Output the full material exactly as it appears here.

_ _ _ _ _ _ _

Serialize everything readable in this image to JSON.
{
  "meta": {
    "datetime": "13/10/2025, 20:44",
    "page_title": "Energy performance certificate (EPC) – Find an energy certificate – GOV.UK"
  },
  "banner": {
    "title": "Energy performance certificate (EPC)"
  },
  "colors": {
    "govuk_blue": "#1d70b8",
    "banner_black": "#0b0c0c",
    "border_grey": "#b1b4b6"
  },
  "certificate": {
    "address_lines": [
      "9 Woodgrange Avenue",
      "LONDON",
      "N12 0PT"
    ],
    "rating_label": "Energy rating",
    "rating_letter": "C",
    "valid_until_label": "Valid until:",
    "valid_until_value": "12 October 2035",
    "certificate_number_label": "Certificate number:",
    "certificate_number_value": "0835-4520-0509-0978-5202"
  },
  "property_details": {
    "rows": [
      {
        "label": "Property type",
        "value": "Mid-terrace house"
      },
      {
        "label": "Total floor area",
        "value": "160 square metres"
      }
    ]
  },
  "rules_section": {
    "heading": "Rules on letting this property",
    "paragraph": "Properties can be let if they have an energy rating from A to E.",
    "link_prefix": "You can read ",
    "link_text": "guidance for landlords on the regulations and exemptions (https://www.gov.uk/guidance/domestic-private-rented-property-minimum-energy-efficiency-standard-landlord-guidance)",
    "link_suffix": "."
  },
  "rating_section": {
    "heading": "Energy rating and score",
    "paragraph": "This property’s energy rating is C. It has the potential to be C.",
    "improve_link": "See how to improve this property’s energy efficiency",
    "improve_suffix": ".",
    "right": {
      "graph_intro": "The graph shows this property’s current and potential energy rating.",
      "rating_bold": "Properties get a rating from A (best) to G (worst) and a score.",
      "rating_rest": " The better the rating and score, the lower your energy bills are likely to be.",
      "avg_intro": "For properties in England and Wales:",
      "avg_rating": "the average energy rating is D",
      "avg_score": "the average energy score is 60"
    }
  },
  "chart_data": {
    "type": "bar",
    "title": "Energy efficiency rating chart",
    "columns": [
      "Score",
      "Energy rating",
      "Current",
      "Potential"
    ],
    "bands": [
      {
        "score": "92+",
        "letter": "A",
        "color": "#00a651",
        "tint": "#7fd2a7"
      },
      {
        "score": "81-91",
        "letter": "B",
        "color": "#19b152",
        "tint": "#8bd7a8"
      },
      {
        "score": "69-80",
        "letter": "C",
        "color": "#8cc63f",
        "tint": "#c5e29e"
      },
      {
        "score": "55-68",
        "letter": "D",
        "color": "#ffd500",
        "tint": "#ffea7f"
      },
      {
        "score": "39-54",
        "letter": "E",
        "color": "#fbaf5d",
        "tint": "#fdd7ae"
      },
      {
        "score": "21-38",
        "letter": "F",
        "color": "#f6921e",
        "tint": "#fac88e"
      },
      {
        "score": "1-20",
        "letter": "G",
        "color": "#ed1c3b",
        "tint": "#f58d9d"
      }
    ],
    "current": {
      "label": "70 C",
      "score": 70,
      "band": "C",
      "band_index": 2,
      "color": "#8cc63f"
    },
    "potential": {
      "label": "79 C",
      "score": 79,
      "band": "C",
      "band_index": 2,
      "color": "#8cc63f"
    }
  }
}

_ _ _ _ _ _ _

## TASK OUTPUT
Serialize everything readable in this image to JSON.
{
  "meta": {
    "datetime": "13/10/2025, 20:44",
    "page_title": "Energy performance certificate (EPC) – Find an energy certificate – GOV.UK"
  },
  "banner": {
    "title": "Energy performance certificate (EPC)"
  },
  "colors": {
    "govuk_blue": "#1d70b8",
    "banner_black": "#0b0c0c",
    "border_grey": "#b1b4b6"
  },
  "certificate": {
    "address_lines": [
      "9 Woodgrange Avenue",
      "LONDON",
      "N12 0PT"
    ],
    "rating_label": "Energy rating",
    "rating_letter": "C",
    "valid_until_label": "Valid until:",
    "valid_until_value": "12 October 2035",
    "certificate_number_label": "Certificate number:",
    "certificate_number_value": "0835-4520-0509-0978-5202"
  },
  "property_details": {
    "rows": [
      {
        "label": "Property type",
        "value": "Mid-terrace house"
      },
      {
        "label": "Total floor area",
        "value": "160 square metres"
      }
    ]
  },
  "rules_section": {
    "heading": "Rules on letting this property",
    "paragraph": "Properties can be let if they have an energy rating from A to E.",
    "link_prefix": "You can read ",
    "link_text": "guidance for landlords on the regulations and exemptions (https://www.gov.uk/guidance/domestic-private-rented-property-minimum-energy-efficiency-standard-landlord-guidance)",
    "link_suffix": "."
  },
  "rating_section": {
    "heading": "Energy rating and score",
    "paragraph": "This property’s energy rating is C. It has the potential to be C.",
    "improve_link": "See how to improve this property’s energy efficiency",
    "improve_suffix": ".",
    "right": {
      "graph_intro": "The graph shows this property’s current and potential energy rating.",
      "rating_bold": "Properties get a rating from A (best) to G (worst) and a score.",
      "rating_rest": " The better the rating and score, the lower your energy bills are likely to be.",
      "avg_intro": "For properties in England and Wales:",
      "avg_rating": "the average energy rating is D",
      "avg_score": "the average energy score is 60"
    }
  },
  "chart_data": {
    "type": "bar",
    "title": "Energy efficiency rating chart",
    "columns": [
      "Score",
      "Energy rating",
      "Current",
      "Potential"
    ],
    "bands": [
      {
        "score": "92+",
        "letter": "A",
        "color": "#00a651",
        "tint": "#7fd2a7"
      },
      {
        "score": "81-91",
        "letter": "B",
        "color": "#19b152",
        "tint": "#8bd7a8"
      },
      {
        "score": "69-80",
        "letter": "C",
        "color": "#8cc63f",
        "tint": "#c5e29e"
      },
      {
        "score": "55-68",
        "letter": "D",
        "color": "#ffd500",
        "tint": "#ffea7f"
      },
      {
        "score": "39-54",
        "letter": "E",
        "color": "#fbaf5d",
        "tint": "#fdd7ae"
      },
      {
        "score": "21-38",
        "letter": "F",
        "color": "#f6921e",
        "tint": "#fac88e"
      },
      {
        "score": "1-20",
        "letter": "G",
        "color": "#ed1c3b",
        "tint": "#f58d9d"
      }
    ],
    "current": {
      "label": "70 C",
      "score": 70,
      "band": "C",
      "band_index": 2,
      "color": "#8cc63f"
    },
    "potential": {
      "label": "79 C",
      "score": 79,
      "band": "C",
      "band_index": 2,
      "color": "#8cc63f"
    }
  }
}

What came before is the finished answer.